### 課題
引用文の内容に基づいて答えてください。
1. 「肝に銘じる」とは何をすることか。
2. 心の代わりに文字を刻み込む対象として挙げられているものは何か。
3. 「明記する」とはどういうことか。

肝に銘じるとは、何か失敗をして、それを繰り返さないように心に記憶することです。
【肝に銘じるの意味は、こちらの記事もチェック!】
銘記する
「銘記する」とは、心にしっかりと刻み込んで記憶に残すことです。
心の代わりに、石碑や金属の道具や板に文字を刻み込むことも銘記すると言います。
読み方は同じですが、「明記する」という言葉もあります。
「明記する」とは、何かを登録する時に住所や氏名をはっきりと分かるように書くことです。
明記は誰もが読み取れるように明らかになっていますが、銘記の方は「今日の出来事を心に銘記する」などと自分の心に記憶するため、他人にははっきりとは読み取れないという違いがあります。
教訓などを心に銘記するという言い方は、深く銘記すると「肝に銘ずる」とも表現できます。

### 抽出記録
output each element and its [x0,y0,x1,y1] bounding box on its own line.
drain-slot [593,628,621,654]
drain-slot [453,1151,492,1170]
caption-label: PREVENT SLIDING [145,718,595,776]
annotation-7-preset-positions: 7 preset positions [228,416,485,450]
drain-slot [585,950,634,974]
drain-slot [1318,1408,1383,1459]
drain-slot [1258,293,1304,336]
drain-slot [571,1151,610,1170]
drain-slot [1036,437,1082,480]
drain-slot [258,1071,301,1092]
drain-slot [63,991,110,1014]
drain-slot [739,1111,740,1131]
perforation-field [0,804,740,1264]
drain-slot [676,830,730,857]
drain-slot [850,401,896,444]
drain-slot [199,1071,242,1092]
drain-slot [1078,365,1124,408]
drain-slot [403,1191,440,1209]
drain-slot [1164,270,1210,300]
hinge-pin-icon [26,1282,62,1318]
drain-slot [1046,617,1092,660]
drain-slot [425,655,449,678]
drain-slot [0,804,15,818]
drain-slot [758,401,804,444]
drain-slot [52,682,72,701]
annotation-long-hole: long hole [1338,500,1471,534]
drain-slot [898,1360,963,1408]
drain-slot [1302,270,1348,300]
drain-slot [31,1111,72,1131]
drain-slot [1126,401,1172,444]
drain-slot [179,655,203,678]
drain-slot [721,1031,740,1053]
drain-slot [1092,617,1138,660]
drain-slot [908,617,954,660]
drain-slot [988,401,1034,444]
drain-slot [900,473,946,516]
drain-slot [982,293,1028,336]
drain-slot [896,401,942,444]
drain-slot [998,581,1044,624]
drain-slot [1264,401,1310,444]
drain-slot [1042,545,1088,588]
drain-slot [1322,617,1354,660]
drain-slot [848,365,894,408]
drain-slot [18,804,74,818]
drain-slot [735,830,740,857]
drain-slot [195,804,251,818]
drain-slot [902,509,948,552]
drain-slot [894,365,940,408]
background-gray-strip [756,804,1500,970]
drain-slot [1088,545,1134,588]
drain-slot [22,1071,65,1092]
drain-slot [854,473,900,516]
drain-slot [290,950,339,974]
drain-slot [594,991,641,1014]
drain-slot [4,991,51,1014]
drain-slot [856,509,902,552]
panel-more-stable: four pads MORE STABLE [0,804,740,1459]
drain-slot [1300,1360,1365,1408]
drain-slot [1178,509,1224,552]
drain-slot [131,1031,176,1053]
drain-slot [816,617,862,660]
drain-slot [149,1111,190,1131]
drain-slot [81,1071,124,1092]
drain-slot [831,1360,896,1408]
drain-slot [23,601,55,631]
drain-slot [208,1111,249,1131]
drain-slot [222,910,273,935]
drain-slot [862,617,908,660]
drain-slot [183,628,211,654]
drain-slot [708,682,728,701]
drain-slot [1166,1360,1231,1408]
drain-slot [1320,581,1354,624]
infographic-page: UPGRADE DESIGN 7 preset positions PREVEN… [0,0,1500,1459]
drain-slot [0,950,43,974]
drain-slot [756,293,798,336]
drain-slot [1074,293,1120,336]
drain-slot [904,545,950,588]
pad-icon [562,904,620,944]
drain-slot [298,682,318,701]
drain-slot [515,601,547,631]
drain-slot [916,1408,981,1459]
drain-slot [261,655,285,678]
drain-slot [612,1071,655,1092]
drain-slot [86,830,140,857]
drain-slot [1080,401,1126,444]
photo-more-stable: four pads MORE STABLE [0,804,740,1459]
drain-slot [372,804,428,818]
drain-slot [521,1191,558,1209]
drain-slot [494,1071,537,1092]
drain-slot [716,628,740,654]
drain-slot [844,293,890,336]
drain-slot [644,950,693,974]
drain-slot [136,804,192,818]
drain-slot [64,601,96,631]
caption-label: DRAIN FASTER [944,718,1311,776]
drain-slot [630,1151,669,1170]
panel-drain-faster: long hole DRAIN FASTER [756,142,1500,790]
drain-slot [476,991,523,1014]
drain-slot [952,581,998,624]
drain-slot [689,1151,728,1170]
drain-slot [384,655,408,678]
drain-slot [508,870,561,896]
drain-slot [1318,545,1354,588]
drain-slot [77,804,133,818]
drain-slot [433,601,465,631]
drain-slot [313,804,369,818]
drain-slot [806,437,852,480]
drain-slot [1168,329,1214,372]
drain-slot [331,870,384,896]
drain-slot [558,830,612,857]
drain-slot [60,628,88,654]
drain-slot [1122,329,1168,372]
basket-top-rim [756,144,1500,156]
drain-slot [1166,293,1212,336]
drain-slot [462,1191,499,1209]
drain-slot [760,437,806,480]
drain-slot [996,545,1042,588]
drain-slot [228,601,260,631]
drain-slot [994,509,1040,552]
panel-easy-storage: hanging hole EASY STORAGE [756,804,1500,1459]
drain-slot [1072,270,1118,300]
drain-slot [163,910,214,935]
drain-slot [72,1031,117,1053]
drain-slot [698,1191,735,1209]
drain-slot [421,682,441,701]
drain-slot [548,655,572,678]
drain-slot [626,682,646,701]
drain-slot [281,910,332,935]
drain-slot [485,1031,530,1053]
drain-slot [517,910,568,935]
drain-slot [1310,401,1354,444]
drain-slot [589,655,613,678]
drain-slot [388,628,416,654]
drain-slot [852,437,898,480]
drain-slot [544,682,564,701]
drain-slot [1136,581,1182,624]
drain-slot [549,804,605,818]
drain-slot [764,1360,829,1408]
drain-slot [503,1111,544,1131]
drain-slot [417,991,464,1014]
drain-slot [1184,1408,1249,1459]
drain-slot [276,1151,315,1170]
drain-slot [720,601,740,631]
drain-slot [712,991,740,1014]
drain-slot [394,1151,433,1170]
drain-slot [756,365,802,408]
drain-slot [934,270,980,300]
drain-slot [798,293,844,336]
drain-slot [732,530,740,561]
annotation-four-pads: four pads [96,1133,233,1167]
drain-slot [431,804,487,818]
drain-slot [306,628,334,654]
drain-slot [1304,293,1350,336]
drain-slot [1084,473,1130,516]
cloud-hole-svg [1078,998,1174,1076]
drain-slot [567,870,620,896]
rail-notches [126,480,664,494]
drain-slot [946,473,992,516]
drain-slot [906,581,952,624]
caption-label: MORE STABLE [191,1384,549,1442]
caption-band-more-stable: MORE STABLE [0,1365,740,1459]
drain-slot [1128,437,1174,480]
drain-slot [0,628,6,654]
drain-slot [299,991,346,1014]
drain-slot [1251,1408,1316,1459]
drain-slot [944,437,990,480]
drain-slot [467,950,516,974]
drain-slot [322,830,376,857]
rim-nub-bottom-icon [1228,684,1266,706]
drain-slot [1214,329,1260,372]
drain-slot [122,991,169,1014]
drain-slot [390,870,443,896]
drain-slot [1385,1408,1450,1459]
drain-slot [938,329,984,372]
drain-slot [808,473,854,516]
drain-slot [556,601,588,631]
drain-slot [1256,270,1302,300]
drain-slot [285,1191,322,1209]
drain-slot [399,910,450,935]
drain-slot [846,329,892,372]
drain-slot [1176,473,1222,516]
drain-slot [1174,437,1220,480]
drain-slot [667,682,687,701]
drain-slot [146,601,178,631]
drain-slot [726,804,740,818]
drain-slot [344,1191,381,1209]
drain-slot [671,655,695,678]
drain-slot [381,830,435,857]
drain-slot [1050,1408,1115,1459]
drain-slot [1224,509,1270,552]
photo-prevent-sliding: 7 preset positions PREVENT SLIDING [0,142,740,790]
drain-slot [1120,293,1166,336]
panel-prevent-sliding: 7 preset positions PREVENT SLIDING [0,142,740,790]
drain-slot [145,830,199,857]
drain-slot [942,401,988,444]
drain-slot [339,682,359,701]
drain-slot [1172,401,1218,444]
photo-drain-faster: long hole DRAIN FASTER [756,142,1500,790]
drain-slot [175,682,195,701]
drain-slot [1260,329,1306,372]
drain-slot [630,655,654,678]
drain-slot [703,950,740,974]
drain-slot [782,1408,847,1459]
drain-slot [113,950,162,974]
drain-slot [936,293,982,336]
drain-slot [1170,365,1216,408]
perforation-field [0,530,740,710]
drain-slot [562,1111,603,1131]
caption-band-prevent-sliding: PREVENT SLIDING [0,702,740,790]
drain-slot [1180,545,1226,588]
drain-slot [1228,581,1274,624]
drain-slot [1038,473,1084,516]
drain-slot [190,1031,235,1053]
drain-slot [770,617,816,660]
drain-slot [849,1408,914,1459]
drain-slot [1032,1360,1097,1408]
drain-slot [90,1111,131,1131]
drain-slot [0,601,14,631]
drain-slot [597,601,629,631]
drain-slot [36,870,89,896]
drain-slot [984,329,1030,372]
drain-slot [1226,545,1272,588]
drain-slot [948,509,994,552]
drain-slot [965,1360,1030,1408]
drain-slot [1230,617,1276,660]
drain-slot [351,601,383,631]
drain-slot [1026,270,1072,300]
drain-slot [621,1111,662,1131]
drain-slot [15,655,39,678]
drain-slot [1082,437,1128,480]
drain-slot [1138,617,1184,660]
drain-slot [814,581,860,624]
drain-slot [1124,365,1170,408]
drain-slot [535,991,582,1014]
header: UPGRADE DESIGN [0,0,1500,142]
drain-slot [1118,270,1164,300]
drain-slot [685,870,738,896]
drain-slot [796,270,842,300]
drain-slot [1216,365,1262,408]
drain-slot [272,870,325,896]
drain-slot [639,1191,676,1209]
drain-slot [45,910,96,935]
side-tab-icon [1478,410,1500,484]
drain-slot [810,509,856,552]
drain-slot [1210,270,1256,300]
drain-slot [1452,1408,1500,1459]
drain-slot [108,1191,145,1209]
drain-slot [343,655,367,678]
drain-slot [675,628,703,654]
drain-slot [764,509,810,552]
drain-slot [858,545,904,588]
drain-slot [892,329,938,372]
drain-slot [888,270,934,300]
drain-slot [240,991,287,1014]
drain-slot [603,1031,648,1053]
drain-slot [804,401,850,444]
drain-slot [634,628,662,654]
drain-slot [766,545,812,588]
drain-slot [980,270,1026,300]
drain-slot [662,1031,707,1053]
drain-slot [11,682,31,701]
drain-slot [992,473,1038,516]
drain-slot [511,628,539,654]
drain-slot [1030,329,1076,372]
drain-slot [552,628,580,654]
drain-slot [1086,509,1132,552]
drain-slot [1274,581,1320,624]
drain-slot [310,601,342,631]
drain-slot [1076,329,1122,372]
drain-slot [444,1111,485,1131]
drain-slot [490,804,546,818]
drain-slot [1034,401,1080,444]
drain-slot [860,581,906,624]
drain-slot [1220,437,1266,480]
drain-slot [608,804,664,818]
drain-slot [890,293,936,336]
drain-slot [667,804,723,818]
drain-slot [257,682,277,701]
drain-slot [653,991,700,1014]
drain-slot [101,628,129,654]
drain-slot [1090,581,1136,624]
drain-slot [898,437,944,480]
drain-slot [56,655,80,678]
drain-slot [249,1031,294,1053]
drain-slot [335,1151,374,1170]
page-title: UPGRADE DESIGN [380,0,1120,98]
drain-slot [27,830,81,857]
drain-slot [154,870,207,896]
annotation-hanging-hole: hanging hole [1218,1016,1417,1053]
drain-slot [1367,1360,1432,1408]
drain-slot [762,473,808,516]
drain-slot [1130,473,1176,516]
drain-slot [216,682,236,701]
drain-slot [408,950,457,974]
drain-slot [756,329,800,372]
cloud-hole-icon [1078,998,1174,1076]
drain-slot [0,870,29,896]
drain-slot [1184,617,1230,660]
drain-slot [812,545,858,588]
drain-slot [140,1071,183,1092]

### 解答
1. 何か失敗をして、それを繰り返さないように心に記憶すること。
2. 石碑や金属の道具や板。
3. 何かを登録する時に住所や氏名をはっきりと分かるように書くこと。